[Problem requirements]:
Every line below that has the word "Majestät" counts once; report how many lines that makes, with no other words.

[Data to examine]:
----------
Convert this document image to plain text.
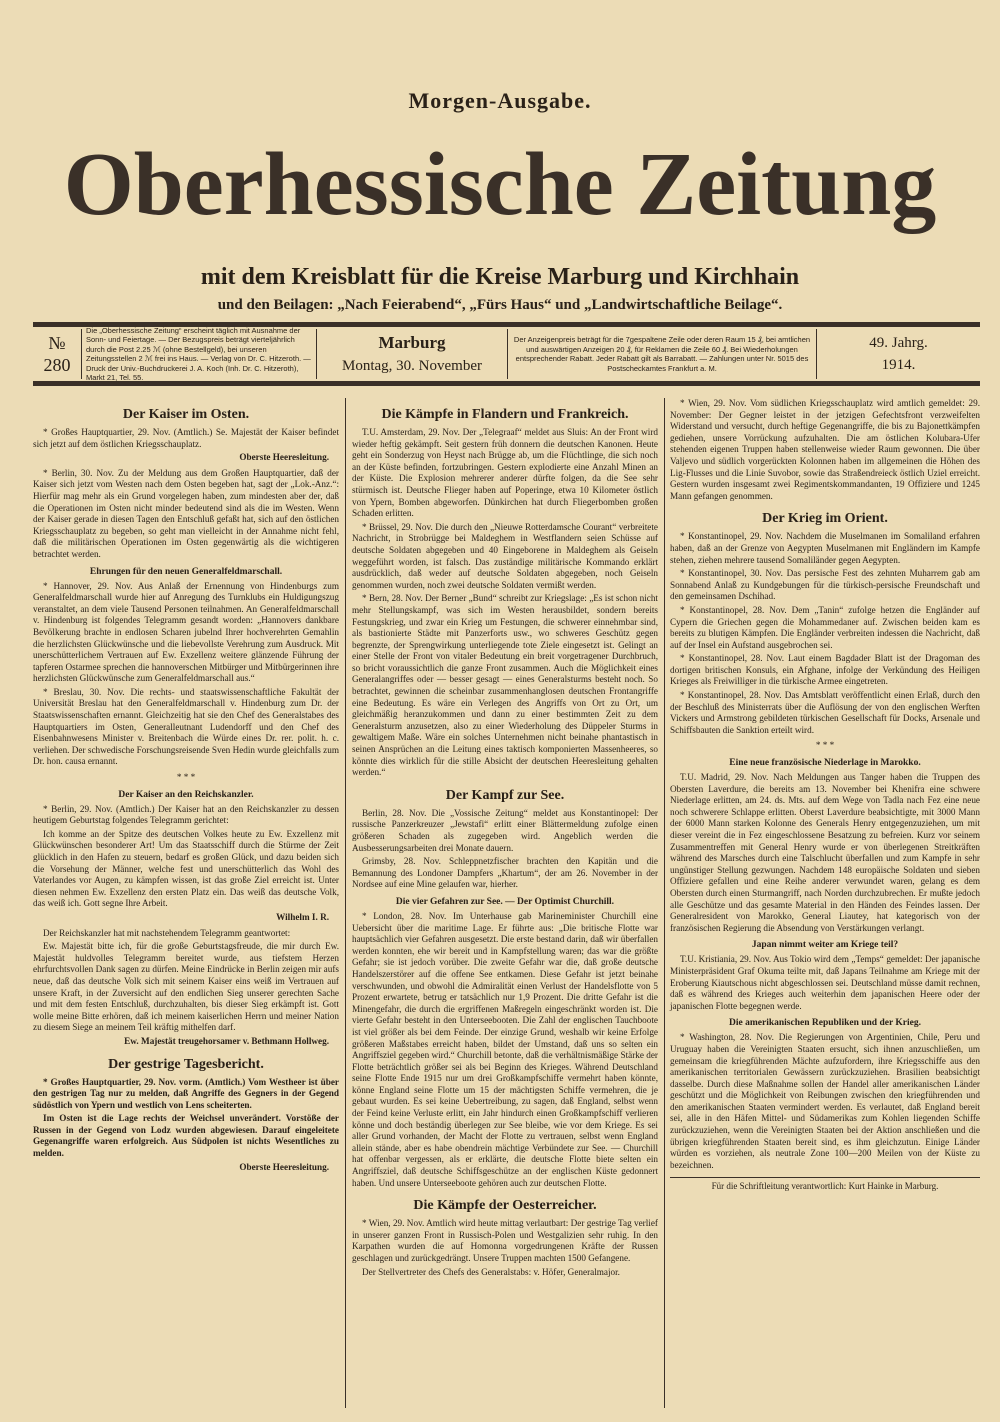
Morgen-Ausgabe.
Oberhessische Zeitung
mit dem Kreisblatt für die Kreise Marburg und Kirchhain
und den Beilagen: „Nach Feierabend“, „Fürs Haus“ und „Landwirtschaftliche Beilage“.
№ 280
Die „Oberhessische Zeitung“ erscheint täglich mit Ausnahme der Sonn- und Feiertage. — Der Bezugspreis beträgt vierteljährlich durch die Post 2.25 ℳ (ohne Bestellgeld), bei unseren Zeitungsstellen 2 ℳ frei ins Haus. — Verlag von Dr. C. Hitzeroth. — Druck der Univ.-Buchdruckerei J. A. Koch (Inh. Dr. C. Hitzeroth), Markt 21, Tel. 55.
Marburg
Montag, 30. November
Der Anzeigenpreis beträgt für die 7gespaltene Zeile oder deren Raum 15 ₰, bei amtlichen und auswärtigen Anzeigen 20 ₰, für Reklamen die Zeile 60 ₰. Bei Wiederholungen entsprechender Rabatt. Jeder Rabatt gilt als Barrabatt. — Zahlungen unter Nr. 5015 des Postscheckamtes Frankfurt a. M.
49. Jahrg.
1914.
Der Kaiser im Osten.

* Großes Hauptquartier, 29. Nov. (Amtlich.) Se. Majestät der Kaiser befindet sich jetzt auf dem östlichen Kriegsschauplatz.

Oberste Heeresleitung.

* Berlin, 30. Nov. Zu der Meldung aus dem Großen Hauptquartier, daß der Kaiser sich jetzt vom Westen nach dem Osten begeben hat, sagt der „Lok.-Anz.“: Hierfür mag mehr als ein Grund vorgelegen haben, zum mindesten aber der, daß die Operationen im Osten nicht minder bedeutend sind als die im Westen. Wenn der Kaiser gerade in diesen Tagen den Entschluß gefaßt hat, sich auf den östlichen Kriegsschauplatz zu begeben, so geht man vielleicht in der Annahme nicht fehl, daß die militärischen Operationen im Osten gegenwärtig als die wichtigeren betrachtet werden.

Ehrungen für den neuen Generalfeldmarschall.

* Hannover, 29. Nov. Aus Anlaß der Ernennung von Hindenburgs zum Generalfeldmarschall wurde hier auf Anregung des Turnklubs ein Huldigungszug veranstaltet, an dem viele Tausend Personen teilnahmen. An Generalfeldmarschall v. Hindenburg ist folgendes Telegramm gesandt worden: „Hannovers dankbare Bevölkerung brachte in endlosen Scharen jubelnd Ihrer hochverehrten Gemahlin die herzlichsten Glückwünsche und die liebevollste Verehrung zum Ausdruck. Mit unerschütterlichem Vertrauen auf Ew. Exzellenz weitere glänzende Führung der tapferen Ostarmee sprechen die hannoverschen Mitbürger und Mitbürgerinnen ihre herzlichsten Glückwünsche zum Generalfeldmarschall aus.“

* Breslau, 30. Nov. Die rechts- und staatswissenschaftliche Fakultät der Universität Breslau hat den Generalfeldmarschall v. Hindenburg zum Dr. der Staatswissenschaften ernannt. Gleichzeitig hat sie den Chef des Generalstabes des Hauptquartiers im Osten, Generalleutnant Ludendorff und den Chef des Eisenbahnwesens Minister v. Breitenbach die Würde eines Dr. rer. polit. h. c. verliehen. Der schwedische Forschungsreisende Sven Hedin wurde gleichfalls zum Dr. hon. causa ernannt.

* * *
Der Kaiser an den Reichskanzler.

* Berlin, 29. Nov. (Amtlich.) Der Kaiser hat an den Reichskanzler zu dessen heutigem Geburtstag folgendes Telegramm gerichtet:

Ich komme an der Spitze des deutschen Volkes heute zu Ew. Exzellenz mit Glückwünschen besonderer Art! Um das Staatsschiff durch die Stürme der Zeit glücklich in den Hafen zu steuern, bedarf es großen Glück, und dazu beiden sich die Vorsehung der Männer, welche fest und unerschütterlich das Wohl des Vaterlandes vor Augen, zu kämpfen wissen, ist das große Ziel erreicht ist. Unter diesen nehmen Ew. Exzellenz den ersten Platz ein. Das weiß das deutsche Volk, das weiß ich. Gott segne Ihre Arbeit.

Wilhelm I. R.

Der Reichskanzler hat mit nachstehendem Telegramm geantwortet:

Ew. Majestät bitte ich, für die große Geburtstagsfreude, die mir durch Ew. Majestät huldvolles Telegramm bereitet wurde, aus tiefstem Herzen ehrfurchtsvollen Dank sagen zu dürfen. Meine Eindrücke in Berlin zeigen mir aufs neue, daß das deutsche Volk sich mit seinem Kaiser eins weiß im Vertrauen auf unsere Kraft, in der Zuversicht auf den endlichen Sieg unserer gerechten Sache und mit dem festen Entschluß, durchzuhalten, bis dieser Sieg erkämpft ist. Gott wolle meine Bitte erhören, daß ich meinem kaiserlichen Herrn und meiner Nation zu diesem Siege an meinem Teil kräftig mithelfen darf.

Ew. Majestät treugehorsamer v. Bethmann Hollweg.
Der gestrige Tagesbericht.

* Großes Hauptquartier, 29. Nov. vorm. (Amtlich.) Vom Westheer ist über den gestrigen Tag nur zu melden, daß Angriffe des Gegners in der Gegend südöstlich von Ypern und westlich von Lens scheiterten.

Im Osten ist die Lage rechts der Weichsel unverändert. Vorstöße der Russen in der Gegend von Lodz wurden abgewiesen. Darauf eingeleitete Gegenangriffe waren erfolgreich. Aus Südpolen ist nichts Wesentliches zu melden.

Oberste Heeresleitung.
Die Kämpfe in Flandern und Frankreich.

T.U. Amsterdam, 29. Nov. Der „Telegraaf“ meldet aus Sluis: An der Front wird wieder heftig gekämpft. Seit gestern früh donnern die deutschen Kanonen. Heute geht ein Sonderzug von Heyst nach Brügge ab, um die Flüchtlinge, die sich noch an der Küste befinden, fortzubringen. Gestern explodierte eine Anzahl Minen an der Küste. Die Explosion mehrerer anderer dürfte folgen, da die See sehr stürmisch ist. Deutsche Flieger haben auf Poperinge, etwa 10 Kilometer östlich von Ypern, Bomben abgeworfen. Dünkirchen hat durch Fliegerbomben großen Schaden erlitten.

* Brüssel, 29. Nov. Die durch den „Nieuwe Rotterdamsche Courant“ verbreitete Nachricht, in Strobrügge bei Maldeghem in Westflandern seien Schüsse auf deutsche Soldaten abgegeben und 40 Eingeborene in Maldeghem als Geiseln weggeführt worden, ist falsch. Das zuständige militärische Kommando erklärt ausdrücklich, daß weder auf deutsche Soldaten abgegeben, noch Geiseln genommen wurden, noch zwei deutsche Soldaten vermißt werden.

* Bern, 28. Nov. Der Berner „Bund“ schreibt zur Kriegslage: „Es ist schon nicht mehr Stellungskampf, was sich im Westen herausbildet, sondern bereits Festungskrieg, und zwar ein Krieg um Festungen, die schwerer einnehmbar sind, als bastionierte Städte mit Panzerforts usw., wo schweres Geschütz gegen begrenzte, der Sprengwirkung unterliegende tote Ziele eingesetzt ist. Gelingt an einer Stelle der Front von vitaler Bedeutung ein breit vorgetragener Durchbruch, so bricht voraussichtlich die ganze Front zusammen. Auch die Möglichkeit eines Generalangriffes oder — besser gesagt — eines Generalsturms besteht noch. So betrachtet, gewinnen die scheinbar zusammenhanglosen deutschen Frontangriffe eine Bedeutung. Es wäre ein Verlegen des Angriffs von Ort zu Ort, um gleichmäßig heranzukommen und dann zu einer bestimmten Zeit zu dem Generalsturm anzusetzen, also zu einer Wiederholung des Düppeler Sturms in gewaltigem Maße. Wäre ein solches Unternehmen nicht beinahe phantastisch in seinen Ansprüchen an die Leitung eines taktisch komponierten Massenheeres, so könnte dies wirklich für die stille Absicht der deutschen Heeresleitung gehalten werden.“

Der Kampf zur See.

Berlin, 28. Nov. Die „Vossische Zeitung“ meldet aus Konstantinopel: Der russische Panzerkreuzer „Jewstafi“ erlitt einer Blättermeldung zufolge einen größeren Schaden als zugegeben wird. Angeblich werden die Ausbesserungsarbeiten drei Monate dauern.

Grimsby, 28. Nov. Schleppnetzfischer brachten den Kapitän und die Bemannung des Londoner Dampfers „Khartum“, der am 26. November in der Nordsee auf eine Mine gelaufen war, hierher.

Die vier Gefahren zur See. — Der Optimist Churchill.

* London, 28. Nov. Im Unterhause gab Marineminister Churchill eine Uebersicht über die maritime Lage. Er führte aus: „Die britische Flotte war hauptsächlich vier Gefahren ausgesetzt. Die erste bestand darin, daß wir überfallen werden konnten, ehe wir bereit und in Kampfstellung waren; das war die größte Gefahr; sie ist jedoch vorüber. Die zweite Gefahr war die, daß große deutsche Handelszerstörer auf die offene See entkamen. Diese Gefahr ist jetzt beinahe verschwunden, und obwohl die Admiralität einen Verlust der Handelsflotte von 5 Prozent erwartete, betrug er tatsächlich nur 1,9 Prozent. Die dritte Gefahr ist die Minengefahr, die durch die ergriffenen Maßregeln eingeschränkt worden ist. Die vierte Gefahr besteht in den Unterseebooten. Die Zahl der englischen Tauchboote ist viel größer als bei dem Feinde. Der einzige Grund, weshalb wir keine Erfolge größeren Maßstabes erreicht haben, bildet der Umstand, daß uns so selten ein Angriffsziel gegeben wird.“ Churchill betonte, daß die verhältnismäßige Stärke der Flotte beträchtlich größer sei als bei Beginn des Krieges. Während Deutschland seine Flotte Ende 1915 nur um drei Großkampfschiffe vermehrt haben könnte, könne England seine Flotte um 15 der mächtigsten Schiffe vermehren, die je gebaut wurden. Es sei keine Uebertreibung, zu sagen, daß England, selbst wenn der Feind keine Verluste erlitt, ein Jahr hindurch einen Großkampfschiff verlieren könne und doch beständig überlegen zur See bleibe, wie vor dem Kriege. Es sei aller Grund vorhanden, der Macht der Flotte zu vertrauen, selbst wenn England allein stände, aber es habe obendrein mächtige Verbündete zur See. — Churchill hat offenbar vergessen, als er erklärte, die deutsche Flotte biete selten ein Angriffsziel, daß deutsche Schiffsgeschütze an der englischen Küste gedonnert haben. Und unsere Unterseeboote gehören auch zur deutschen Flotte.

Die Kämpfe der Oesterreicher.

* Wien, 29. Nov. Amtlich wird heute mittag verlautbart: Der gestrige Tag verlief in unserer ganzen Front in Russisch-Polen und Westgalizien sehr ruhig. In den Karpathen wurden die auf Homonna vorgedrungenen Kräfte der Russen geschlagen und zurückgedrängt. Unsere Truppen machten 1500 Gefangene.

Der Stellvertreter des Chefs des Generalstabs: v. Höfer, Generalmajor.

* Wien, 29. Nov. Vom südlichen Kriegsschauplatz wird amtlich gemeldet: 29. November: Der Gegner leistet in der jetzigen Gefechtsfront verzweifelten Widerstand und versucht, durch heftige Gegenangriffe, die bis zu Bajonettkämpfen gediehen, unsere Vorrückung aufzuhalten. Die am östlichen Kolubara-Ufer stehenden eigenen Truppen haben stellenweise wieder Raum gewonnen. Die über Valjevo und südlich vorgerückten Kolonnen haben im allgemeinen die Höhen des Lig-Flusses und die Linie Suvobor, sowie das Straßendreieck östlich Uziel erreicht. Gestern wurden insgesamt zwei Regimentskommandanten, 19 Offiziere und 1245 Mann gefangen genommen.

Der Krieg im Orient.

* Konstantinopel, 29. Nov. Nachdem die Muselmanen im Somaliland erfahren haben, daß an der Grenze von Aegypten Muselmanen mit Engländern im Kampfe stehen, ziehen mehrere tausend Somaliländer gegen Aegypten.

* Konstantinopel, 30. Nov. Das persische Fest des zehnten Muharrem gab am Sonnabend Anlaß zu Kundgebungen für die türkisch-persische Freundschaft und den gemeinsamen Dschihad.

* Konstantinopel, 28. Nov. Dem „Tanin“ zufolge hetzen die Engländer auf Cypern die Griechen gegen die Mohammedaner auf. Zwischen beiden kam es bereits zu blutigen Kämpfen. Die Engländer verbreiten indessen die Nachricht, daß auf der Insel ein Aufstand ausgebrochen sei.

* Konstantinopel, 28. Nov. Laut einem Bagdader Blatt ist der Dragoman des dortigen britischen Konsuls, ein Afghane, infolge der Verkündung des Heiligen Krieges als Freiwilliger in die türkische Armee eingetreten.

* Konstantinopel, 28. Nov. Das Amtsblatt veröffentlicht einen Erlaß, durch den der Beschluß des Ministerrats über die Auflösung der von den englischen Werften Vickers und Armstrong gebildeten türkischen Gesellschaft für Docks, Arsenale und Schiffsbauten die Sanktion erteilt wird.

* * *
Eine neue französische Niederlage in Marokko.

T.U. Madrid, 29. Nov. Nach Meldungen aus Tanger haben die Truppen des Obersten Laverdure, die bereits am 13. November bei Khenifra eine schwere Niederlage erlitten, am 24. ds. Mts. auf dem Wege von Tadla nach Fez eine neue noch schwerere Schlappe erlitten. Oberst Laverdure beabsichtigte, mit 3000 Mann der 6000 Mann starken Kolonne des Generals Henry entgegenzuziehen, um mit dieser vereint die in Fez eingeschlossene Besatzung zu befreien. Kurz vor seinem Zusammentreffen mit General Henry wurde er von überlegenen Streitkräften während des Marsches durch eine Talschlucht überfallen und zum Kampfe in sehr ungünstiger Stellung gezwungen. Nachdem 148 europäische Soldaten und sieben Offiziere gefallen und eine Reihe anderer verwundet waren, gelang es dem Obersten durch einen Sturmangriff, nach Norden durchzubrechen. Er mußte jedoch alle Geschütze und das gesamte Material in den Händen des Feindes lassen. Der Generalresident von Marokko, General Liautey, hat kategorisch von der französischen Regierung die Absendung von Verstärkungen verlangt.

Japan nimmt weiter am Kriege teil?

T.U. Kristiania, 29. Nov. Aus Tokio wird dem „Temps“ gemeldet: Der japanische Ministerpräsident Graf Okuma teilte mit, daß Japans Teilnahme am Kriege mit der Eroberung Kiautschous nicht abgeschlossen sei. Deutschland müsse damit rechnen, daß es während des Krieges auch weiterhin dem japanischen Heere oder der japanischen Flotte begegnen werde.

Die amerikanischen Republiken und der Krieg.

* Washington, 28. Nov. Die Regierungen von Argentinien, Chile, Peru und Uruguay haben die Vereinigten Staaten ersucht, sich ihnen anzuschließen, um gemeinsam die kriegführenden Mächte aufzufordern, ihre Kriegsschiffe aus den amerikanischen territorialen Gewässern zurückzuziehen. Brasilien beabsichtigt dasselbe. Durch diese Maßnahme sollen der Handel aller amerikanischen Länder geschützt und die Möglichkeit von Reibungen zwischen den kriegführenden und den amerikanischen Staaten vermindert werden. Es verlautet, daß England bereit sei, alle in den Häfen Mittel- und Südamerikas zum Kohlen liegenden Schiffe zurückzuziehen, wenn die Vereinigten Staaten bei der Aktion anschließen und die übrigen kriegführenden Staaten bereit sind, es ihm gleichzutun. Einige Länder würden es vorziehen, als neutrale Zone 100—200 Meilen von der Küste zu bezeichnen.

Für die Schriftleitung verantwortlich: Kurt Hainke in Marburg.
----------
[Answer below]:
3